- **Problem requirements**
Pick out every line of the data below that contains the string "Справа", treating uppercase and lowercase letters as distinct.

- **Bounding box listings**

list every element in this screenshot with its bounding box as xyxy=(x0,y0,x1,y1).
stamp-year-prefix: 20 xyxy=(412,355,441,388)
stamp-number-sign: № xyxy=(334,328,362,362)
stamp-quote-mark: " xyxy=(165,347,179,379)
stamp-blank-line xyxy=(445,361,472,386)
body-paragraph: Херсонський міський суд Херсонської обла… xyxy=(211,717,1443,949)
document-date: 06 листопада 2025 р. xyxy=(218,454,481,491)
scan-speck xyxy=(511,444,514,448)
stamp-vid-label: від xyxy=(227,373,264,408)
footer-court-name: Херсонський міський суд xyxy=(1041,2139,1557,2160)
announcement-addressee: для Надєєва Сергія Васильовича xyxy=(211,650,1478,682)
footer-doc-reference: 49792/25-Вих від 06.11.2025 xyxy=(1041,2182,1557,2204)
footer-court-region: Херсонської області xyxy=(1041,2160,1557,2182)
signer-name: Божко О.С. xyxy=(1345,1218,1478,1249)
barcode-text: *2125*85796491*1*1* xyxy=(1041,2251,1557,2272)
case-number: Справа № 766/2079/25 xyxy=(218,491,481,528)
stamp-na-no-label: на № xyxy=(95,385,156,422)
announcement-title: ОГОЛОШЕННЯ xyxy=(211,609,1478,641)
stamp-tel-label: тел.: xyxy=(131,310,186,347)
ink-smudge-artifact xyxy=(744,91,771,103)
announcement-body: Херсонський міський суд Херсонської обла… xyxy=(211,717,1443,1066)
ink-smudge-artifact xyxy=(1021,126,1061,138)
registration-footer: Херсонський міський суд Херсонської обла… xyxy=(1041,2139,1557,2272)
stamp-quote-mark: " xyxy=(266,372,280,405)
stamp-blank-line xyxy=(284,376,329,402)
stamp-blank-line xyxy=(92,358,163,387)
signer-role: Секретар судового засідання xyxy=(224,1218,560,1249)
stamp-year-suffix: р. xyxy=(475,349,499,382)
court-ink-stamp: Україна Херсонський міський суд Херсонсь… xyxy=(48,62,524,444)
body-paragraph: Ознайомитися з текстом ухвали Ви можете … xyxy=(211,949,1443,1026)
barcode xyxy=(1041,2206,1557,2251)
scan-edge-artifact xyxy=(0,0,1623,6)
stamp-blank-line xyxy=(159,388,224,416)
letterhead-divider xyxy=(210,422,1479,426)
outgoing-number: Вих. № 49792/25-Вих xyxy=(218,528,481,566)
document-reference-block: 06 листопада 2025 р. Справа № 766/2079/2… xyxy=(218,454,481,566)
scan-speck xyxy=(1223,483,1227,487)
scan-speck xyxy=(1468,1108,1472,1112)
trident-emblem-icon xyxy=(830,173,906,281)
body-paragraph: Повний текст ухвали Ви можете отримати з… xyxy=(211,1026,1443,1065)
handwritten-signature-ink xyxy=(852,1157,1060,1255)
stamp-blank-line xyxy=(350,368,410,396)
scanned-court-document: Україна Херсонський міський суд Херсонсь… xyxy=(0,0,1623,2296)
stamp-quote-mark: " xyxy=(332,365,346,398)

- **Task response**
case-number: Справа № 766/2079/25 xyxy=(218,491,481,528)
document-reference-block: 06 листопада 2025 р. Справа № 766/2079/2… xyxy=(218,454,481,566)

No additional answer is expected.